-- BEGIN Task material --

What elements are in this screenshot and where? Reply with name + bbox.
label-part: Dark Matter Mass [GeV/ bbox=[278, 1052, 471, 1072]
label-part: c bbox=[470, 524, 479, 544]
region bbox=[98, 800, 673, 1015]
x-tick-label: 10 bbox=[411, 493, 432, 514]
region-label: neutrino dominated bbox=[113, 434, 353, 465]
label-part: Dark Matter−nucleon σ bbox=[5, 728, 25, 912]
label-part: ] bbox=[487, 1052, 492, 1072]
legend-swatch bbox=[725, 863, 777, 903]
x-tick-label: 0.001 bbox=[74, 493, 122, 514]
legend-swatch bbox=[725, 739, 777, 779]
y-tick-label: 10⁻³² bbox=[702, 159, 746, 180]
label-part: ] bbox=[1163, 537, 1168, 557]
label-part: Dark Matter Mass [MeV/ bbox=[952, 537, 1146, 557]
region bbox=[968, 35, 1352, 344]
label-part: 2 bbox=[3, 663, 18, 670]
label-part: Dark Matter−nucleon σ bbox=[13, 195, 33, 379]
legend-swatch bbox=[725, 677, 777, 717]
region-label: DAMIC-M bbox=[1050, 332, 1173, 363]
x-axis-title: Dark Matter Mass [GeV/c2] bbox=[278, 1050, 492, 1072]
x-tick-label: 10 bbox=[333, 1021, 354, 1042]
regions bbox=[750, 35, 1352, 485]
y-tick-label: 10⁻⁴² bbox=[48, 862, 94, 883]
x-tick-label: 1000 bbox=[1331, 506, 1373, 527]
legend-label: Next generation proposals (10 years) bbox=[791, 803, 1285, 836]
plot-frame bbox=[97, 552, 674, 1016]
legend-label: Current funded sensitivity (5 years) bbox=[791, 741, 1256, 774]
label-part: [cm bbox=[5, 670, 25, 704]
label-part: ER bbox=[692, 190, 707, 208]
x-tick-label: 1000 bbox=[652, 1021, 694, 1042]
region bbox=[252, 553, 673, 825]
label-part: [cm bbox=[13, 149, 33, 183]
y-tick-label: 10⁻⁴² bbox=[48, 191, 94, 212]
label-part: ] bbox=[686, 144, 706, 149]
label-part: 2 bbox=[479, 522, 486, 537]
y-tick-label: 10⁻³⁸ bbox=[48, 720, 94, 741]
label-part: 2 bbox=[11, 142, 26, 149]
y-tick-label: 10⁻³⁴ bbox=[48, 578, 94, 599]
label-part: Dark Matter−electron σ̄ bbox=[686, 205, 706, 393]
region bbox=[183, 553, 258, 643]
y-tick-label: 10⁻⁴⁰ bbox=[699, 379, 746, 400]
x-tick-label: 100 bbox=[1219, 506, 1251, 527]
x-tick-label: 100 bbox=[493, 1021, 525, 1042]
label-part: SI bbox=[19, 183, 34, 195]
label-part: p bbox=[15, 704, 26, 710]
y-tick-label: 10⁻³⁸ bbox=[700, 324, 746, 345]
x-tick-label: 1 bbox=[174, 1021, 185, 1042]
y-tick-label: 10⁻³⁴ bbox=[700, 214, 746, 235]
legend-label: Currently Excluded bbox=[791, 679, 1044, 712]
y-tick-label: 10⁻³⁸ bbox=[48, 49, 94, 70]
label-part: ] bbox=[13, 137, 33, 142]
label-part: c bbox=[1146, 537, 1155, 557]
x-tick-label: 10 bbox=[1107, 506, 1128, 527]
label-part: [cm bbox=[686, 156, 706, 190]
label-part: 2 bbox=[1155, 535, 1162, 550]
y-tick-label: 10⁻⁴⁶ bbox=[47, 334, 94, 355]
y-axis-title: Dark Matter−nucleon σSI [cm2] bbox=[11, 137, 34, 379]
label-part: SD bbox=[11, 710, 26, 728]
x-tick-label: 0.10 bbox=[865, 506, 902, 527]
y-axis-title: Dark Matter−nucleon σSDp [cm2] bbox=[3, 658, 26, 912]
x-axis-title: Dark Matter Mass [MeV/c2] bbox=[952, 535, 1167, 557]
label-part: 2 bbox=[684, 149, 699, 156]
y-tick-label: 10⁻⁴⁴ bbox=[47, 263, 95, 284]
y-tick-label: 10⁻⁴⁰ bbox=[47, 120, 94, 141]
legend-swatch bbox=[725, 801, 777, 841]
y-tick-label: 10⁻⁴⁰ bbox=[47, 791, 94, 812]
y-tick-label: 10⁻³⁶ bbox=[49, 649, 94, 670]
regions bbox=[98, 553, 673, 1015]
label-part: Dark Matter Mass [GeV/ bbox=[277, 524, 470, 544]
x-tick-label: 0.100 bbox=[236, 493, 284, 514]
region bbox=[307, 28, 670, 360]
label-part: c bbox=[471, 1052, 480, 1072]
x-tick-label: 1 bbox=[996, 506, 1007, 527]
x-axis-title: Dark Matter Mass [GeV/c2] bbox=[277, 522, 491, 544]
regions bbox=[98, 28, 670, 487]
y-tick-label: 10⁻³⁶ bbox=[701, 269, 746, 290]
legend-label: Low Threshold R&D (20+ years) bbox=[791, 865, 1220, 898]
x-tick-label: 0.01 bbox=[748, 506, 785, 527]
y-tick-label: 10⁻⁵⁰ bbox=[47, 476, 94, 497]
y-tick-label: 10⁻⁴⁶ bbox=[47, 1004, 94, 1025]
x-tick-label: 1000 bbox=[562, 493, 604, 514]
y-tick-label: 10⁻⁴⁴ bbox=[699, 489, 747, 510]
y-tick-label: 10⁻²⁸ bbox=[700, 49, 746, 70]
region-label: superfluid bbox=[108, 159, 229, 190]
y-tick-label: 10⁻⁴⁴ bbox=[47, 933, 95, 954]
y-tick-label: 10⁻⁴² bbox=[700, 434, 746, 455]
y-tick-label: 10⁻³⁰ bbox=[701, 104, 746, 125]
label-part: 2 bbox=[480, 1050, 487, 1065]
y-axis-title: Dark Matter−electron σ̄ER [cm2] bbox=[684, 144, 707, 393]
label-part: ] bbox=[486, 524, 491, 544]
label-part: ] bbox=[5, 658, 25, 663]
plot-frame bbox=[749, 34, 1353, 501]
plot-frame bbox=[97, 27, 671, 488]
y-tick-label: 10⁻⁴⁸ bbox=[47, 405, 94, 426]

-- END Task material --

** Given problem **
Reproduce all of the data above verbatim, keeping every line in its original order and changing nothing.

** Answer to this task **
What elements are in this screenshot and where? Reply with name + bbox.
label-part: Dark Matter Mass [GeV/ bbox=[278, 1052, 471, 1072]
label-part: c bbox=[470, 524, 479, 544]
region bbox=[98, 800, 673, 1015]
x-tick-label: 10 bbox=[411, 493, 432, 514]
region-label: neutrino dominated bbox=[113, 434, 353, 465]
label-part: Dark Matter−nucleon σ bbox=[5, 728, 25, 912]
label-part: ] bbox=[487, 1052, 492, 1072]
legend-swatch bbox=[725, 863, 777, 903]
x-tick-label: 0.001 bbox=[74, 493, 122, 514]
legend-swatch bbox=[725, 739, 777, 779]
y-tick-label: 10⁻³² bbox=[702, 159, 746, 180]
label-part: ] bbox=[1163, 537, 1168, 557]
label-part: Dark Matter Mass [MeV/ bbox=[952, 537, 1146, 557]
region bbox=[968, 35, 1352, 344]
label-part: 2 bbox=[3, 663, 18, 670]
label-part: Dark Matter−nucleon σ bbox=[13, 195, 33, 379]
legend-swatch bbox=[725, 677, 777, 717]
region-label: DAMIC-M bbox=[1050, 332, 1173, 363]
x-axis-title: Dark Matter Mass [GeV/c2] bbox=[278, 1050, 492, 1072]
x-tick-label: 10 bbox=[333, 1021, 354, 1042]
regions bbox=[750, 35, 1352, 485]
y-tick-label: 10⁻⁴² bbox=[48, 862, 94, 883]
x-tick-label: 1000 bbox=[1331, 506, 1373, 527]
legend-label: Next generation proposals (10 years) bbox=[791, 803, 1285, 836]
plot-frame bbox=[97, 552, 674, 1016]
legend-label: Current funded sensitivity (5 years) bbox=[791, 741, 1256, 774]
label-part: [cm bbox=[5, 670, 25, 704]
label-part: ER bbox=[692, 190, 707, 208]
x-tick-label: 1000 bbox=[652, 1021, 694, 1042]
region bbox=[252, 553, 673, 825]
label-part: [cm bbox=[13, 149, 33, 183]
y-tick-label: 10⁻⁴² bbox=[48, 191, 94, 212]
label-part: ] bbox=[686, 144, 706, 149]
label-part: 2 bbox=[479, 522, 486, 537]
y-tick-label: 10⁻³⁸ bbox=[48, 720, 94, 741]
label-part: 2 bbox=[11, 142, 26, 149]
y-tick-label: 10⁻³⁴ bbox=[48, 578, 94, 599]
label-part: Dark Matter−electron σ̄ bbox=[686, 205, 706, 393]
region bbox=[183, 553, 258, 643]
y-tick-label: 10⁻⁴⁰ bbox=[699, 379, 746, 400]
x-tick-label: 100 bbox=[1219, 506, 1251, 527]
x-tick-label: 100 bbox=[493, 1021, 525, 1042]
label-part: SI bbox=[19, 183, 34, 195]
label-part: p bbox=[15, 704, 26, 710]
y-tick-label: 10⁻³⁸ bbox=[700, 324, 746, 345]
x-tick-label: 1 bbox=[174, 1021, 185, 1042]
y-tick-label: 10⁻³⁴ bbox=[700, 214, 746, 235]
legend-label: Currently Excluded bbox=[791, 679, 1044, 712]
y-tick-label: 10⁻³⁸ bbox=[48, 49, 94, 70]
label-part: ] bbox=[13, 137, 33, 142]
label-part: c bbox=[1146, 537, 1155, 557]
x-tick-label: 10 bbox=[1107, 506, 1128, 527]
label-part: [cm bbox=[686, 156, 706, 190]
label-part: 2 bbox=[1155, 535, 1162, 550]
y-tick-label: 10⁻⁴⁶ bbox=[47, 334, 94, 355]
y-axis-title: Dark Matter−nucleon σSI [cm2] bbox=[11, 137, 34, 379]
label-part: SD bbox=[11, 710, 26, 728]
x-tick-label: 0.10 bbox=[865, 506, 902, 527]
y-axis-title: Dark Matter−nucleon σSDp [cm2] bbox=[3, 658, 26, 912]
x-axis-title: Dark Matter Mass [MeV/c2] bbox=[952, 535, 1167, 557]
label-part: 2 bbox=[684, 149, 699, 156]
y-tick-label: 10⁻⁴⁴ bbox=[47, 263, 95, 284]
y-tick-label: 10⁻⁴⁰ bbox=[47, 120, 94, 141]
legend-swatch bbox=[725, 801, 777, 841]
y-tick-label: 10⁻⁴⁰ bbox=[47, 791, 94, 812]
y-tick-label: 10⁻³⁶ bbox=[49, 649, 94, 670]
regions bbox=[98, 553, 673, 1015]
label-part: Dark Matter Mass [GeV/ bbox=[277, 524, 470, 544]
x-tick-label: 0.100 bbox=[236, 493, 284, 514]
region bbox=[307, 28, 670, 360]
label-part: c bbox=[471, 1052, 480, 1072]
x-tick-label: 1 bbox=[996, 506, 1007, 527]
x-axis-title: Dark Matter Mass [GeV/c2] bbox=[277, 522, 491, 544]
regions bbox=[98, 28, 670, 487]
y-tick-label: 10⁻³⁶ bbox=[701, 269, 746, 290]
legend-label: Low Threshold R&D (20+ years) bbox=[791, 865, 1220, 898]
x-tick-label: 0.01 bbox=[748, 506, 785, 527]
y-tick-label: 10⁻⁵⁰ bbox=[47, 476, 94, 497]
y-tick-label: 10⁻⁴⁶ bbox=[47, 1004, 94, 1025]
x-tick-label: 1000 bbox=[562, 493, 604, 514]
y-tick-label: 10⁻⁴⁴ bbox=[699, 489, 747, 510]
y-tick-label: 10⁻²⁸ bbox=[700, 49, 746, 70]
region-label: superfluid bbox=[108, 159, 229, 190]
y-tick-label: 10⁻⁴⁴ bbox=[47, 933, 95, 954]
y-tick-label: 10⁻⁴² bbox=[700, 434, 746, 455]
y-tick-label: 10⁻³⁰ bbox=[701, 104, 746, 125]
label-part: 2 bbox=[480, 1050, 487, 1065]
y-axis-title: Dark Matter−electron σ̄ER [cm2] bbox=[684, 144, 707, 393]
label-part: ] bbox=[486, 524, 491, 544]
label-part: ] bbox=[5, 658, 25, 663]
plot-frame bbox=[749, 34, 1353, 501]
plot-frame bbox=[97, 27, 671, 488]
y-tick-label: 10⁻⁴⁸ bbox=[47, 405, 94, 426]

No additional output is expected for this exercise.